__EXERCISE BRIEF__. Drop the pictures from the entries below, then reproduce the rest exactly.

◇ ◇ ◇ ◇ ◇

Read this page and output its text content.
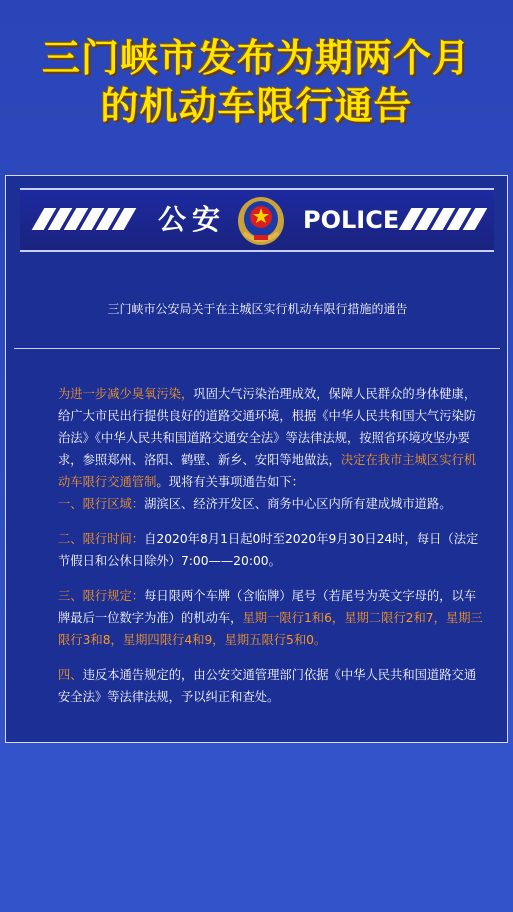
三门峡市发布为期两个月
的机动车限行通告
公安	POLICE
三门峡市公安局关于在主城区实行机动车限行措施的通告

为进一步减少臭氧污染，巩固大气污染治理成效，保障人民群众的身体健康，给广大市民出行提供良好的道路交通环境，根据《中华人民共和国大气污染防治法》《中华人民共和国道路交通安全法》等法律法规，按照省环境攻坚办要求，参照郑州、洛阳、鹤壁、新乡、安阳等地做法，决定在我市主城区实行机动车限行交通管制。现将有关事项通告如下：

一、限行区域：湖滨区、经济开发区、商务中心区内所有建成城市道路。

二、限行时间：自2020年8月1日起0时至2020年9月30日24时，每日（法定节假日和公休日除外）7:00——20:00。

三、限行规定：每日限两个车牌（含临牌）尾号（若尾号为英文字母的，以车牌最后一位数字为准）的机动车，星期一限行1和6，星期二限行2和7，星期三限行3和8，星期四限行4和9，星期五限行5和0。

四、违反本通告规定的，由公安交通管理部门依据《中华人民共和国道路交通安全法》等法律法规，予以纠正和查处。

◇ ◇ ◇ ◇ ◇

__WRITTEN RESPONSE__.
Read this page and output its text content.
三门峡市发布为期两个月
的机动车限行通告
公安	POLICE
三门峡市公安局关于在主城区实行机动车限行措施的通告

为进一步减少臭氧污染，巩固大气污染治理成效，保障人民群众的身体健康，给广大市民出行提供良好的道路交通环境，根据《中华人民共和国大气污染防治法》《中华人民共和国道路交通安全法》等法律法规，按照省环境攻坚办要求，参照郑州、洛阳、鹤壁、新乡、安阳等地做法，决定在我市主城区实行机动车限行交通管制。现将有关事项通告如下：

一、限行区域：湖滨区、经济开发区、商务中心区内所有建成城市道路。

二、限行时间：自2020年8月1日起0时至2020年9月30日24时，每日（法定节假日和公休日除外）7:00——20:00。

三、限行规定：每日限两个车牌（含临牌）尾号（若尾号为英文字母的，以车牌最后一位数字为准）的机动车，星期一限行1和6，星期二限行2和7，星期三限行3和8，星期四限行4和9，星期五限行5和0。

四、违反本通告规定的，由公安交通管理部门依据《中华人民共和国道路交通安全法》等法律法规，予以纠正和查处。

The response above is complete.